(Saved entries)

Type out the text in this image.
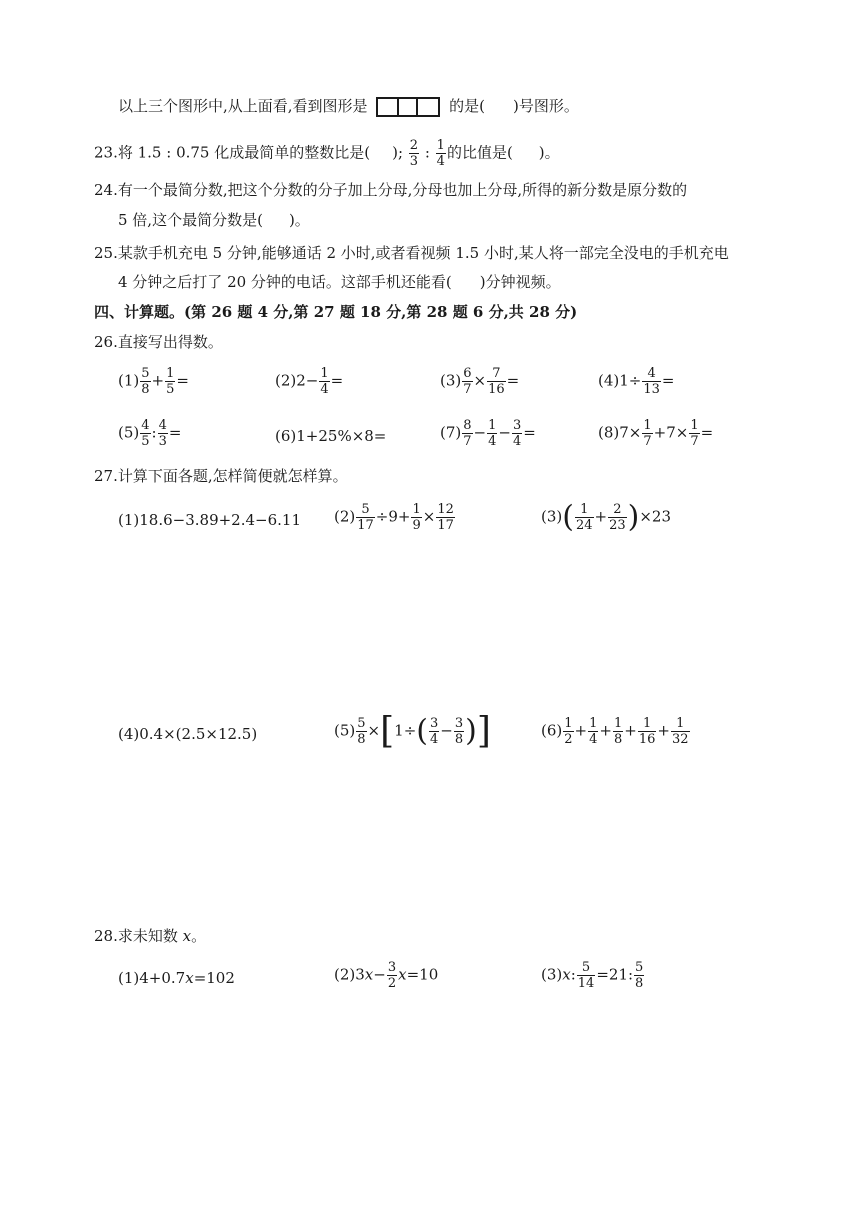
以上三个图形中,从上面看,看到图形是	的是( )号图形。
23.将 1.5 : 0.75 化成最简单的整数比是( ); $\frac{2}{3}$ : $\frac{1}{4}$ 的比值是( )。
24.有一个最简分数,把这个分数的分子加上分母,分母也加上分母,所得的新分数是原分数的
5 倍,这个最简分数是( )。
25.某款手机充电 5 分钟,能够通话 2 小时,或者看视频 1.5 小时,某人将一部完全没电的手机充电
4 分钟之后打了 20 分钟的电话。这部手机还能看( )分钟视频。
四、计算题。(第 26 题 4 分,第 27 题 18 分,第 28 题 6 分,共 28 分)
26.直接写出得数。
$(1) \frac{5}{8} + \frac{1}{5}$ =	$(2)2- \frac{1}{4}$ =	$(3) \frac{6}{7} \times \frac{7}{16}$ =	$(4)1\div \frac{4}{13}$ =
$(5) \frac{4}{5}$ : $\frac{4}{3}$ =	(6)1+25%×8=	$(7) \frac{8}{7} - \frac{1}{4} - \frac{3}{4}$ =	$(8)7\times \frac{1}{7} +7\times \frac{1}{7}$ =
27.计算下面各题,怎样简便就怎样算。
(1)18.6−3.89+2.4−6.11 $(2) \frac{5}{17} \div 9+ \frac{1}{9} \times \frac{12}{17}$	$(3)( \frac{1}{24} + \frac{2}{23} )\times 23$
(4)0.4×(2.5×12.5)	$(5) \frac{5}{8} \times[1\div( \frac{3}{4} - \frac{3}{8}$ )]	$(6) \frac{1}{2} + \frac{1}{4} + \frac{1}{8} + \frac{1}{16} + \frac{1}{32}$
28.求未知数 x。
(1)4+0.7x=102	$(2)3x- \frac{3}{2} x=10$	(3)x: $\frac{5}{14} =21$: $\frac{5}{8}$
==
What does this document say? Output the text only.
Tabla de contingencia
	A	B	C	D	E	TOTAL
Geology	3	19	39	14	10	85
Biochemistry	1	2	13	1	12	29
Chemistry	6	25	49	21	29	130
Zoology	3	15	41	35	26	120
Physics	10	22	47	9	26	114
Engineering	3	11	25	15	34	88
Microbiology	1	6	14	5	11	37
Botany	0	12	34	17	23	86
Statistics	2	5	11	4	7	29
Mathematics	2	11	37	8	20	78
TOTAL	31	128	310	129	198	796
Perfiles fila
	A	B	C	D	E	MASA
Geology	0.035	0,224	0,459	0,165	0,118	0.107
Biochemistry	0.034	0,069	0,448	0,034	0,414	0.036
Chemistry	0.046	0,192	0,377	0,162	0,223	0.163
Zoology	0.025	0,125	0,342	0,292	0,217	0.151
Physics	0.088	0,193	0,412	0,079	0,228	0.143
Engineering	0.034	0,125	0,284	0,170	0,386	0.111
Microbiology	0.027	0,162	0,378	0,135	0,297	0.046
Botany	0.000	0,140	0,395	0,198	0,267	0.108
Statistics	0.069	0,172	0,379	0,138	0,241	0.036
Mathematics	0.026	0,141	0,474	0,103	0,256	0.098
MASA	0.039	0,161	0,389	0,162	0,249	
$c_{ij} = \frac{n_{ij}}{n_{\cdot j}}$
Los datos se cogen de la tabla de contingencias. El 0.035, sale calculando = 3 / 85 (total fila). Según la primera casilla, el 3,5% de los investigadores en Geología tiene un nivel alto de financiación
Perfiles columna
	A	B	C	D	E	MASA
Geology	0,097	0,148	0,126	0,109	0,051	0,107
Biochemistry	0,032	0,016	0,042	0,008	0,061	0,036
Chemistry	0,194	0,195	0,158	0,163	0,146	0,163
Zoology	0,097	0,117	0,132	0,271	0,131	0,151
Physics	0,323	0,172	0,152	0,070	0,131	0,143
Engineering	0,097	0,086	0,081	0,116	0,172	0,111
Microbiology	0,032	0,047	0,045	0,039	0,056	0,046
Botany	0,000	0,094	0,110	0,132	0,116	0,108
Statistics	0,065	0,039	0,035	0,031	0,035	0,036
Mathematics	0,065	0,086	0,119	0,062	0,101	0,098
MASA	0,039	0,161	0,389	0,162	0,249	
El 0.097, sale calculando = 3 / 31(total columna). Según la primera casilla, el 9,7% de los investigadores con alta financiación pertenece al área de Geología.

_Problem details:_ Select every line of the records holding the string "Engineering".

_Result of this task:_
Engineering	3	11	25	15	34	88
Engineering	0.034	0,125	0,284	0,170	0,386	0.111
Engineering	0,097	0,086	0,081	0,116	0,172	0,111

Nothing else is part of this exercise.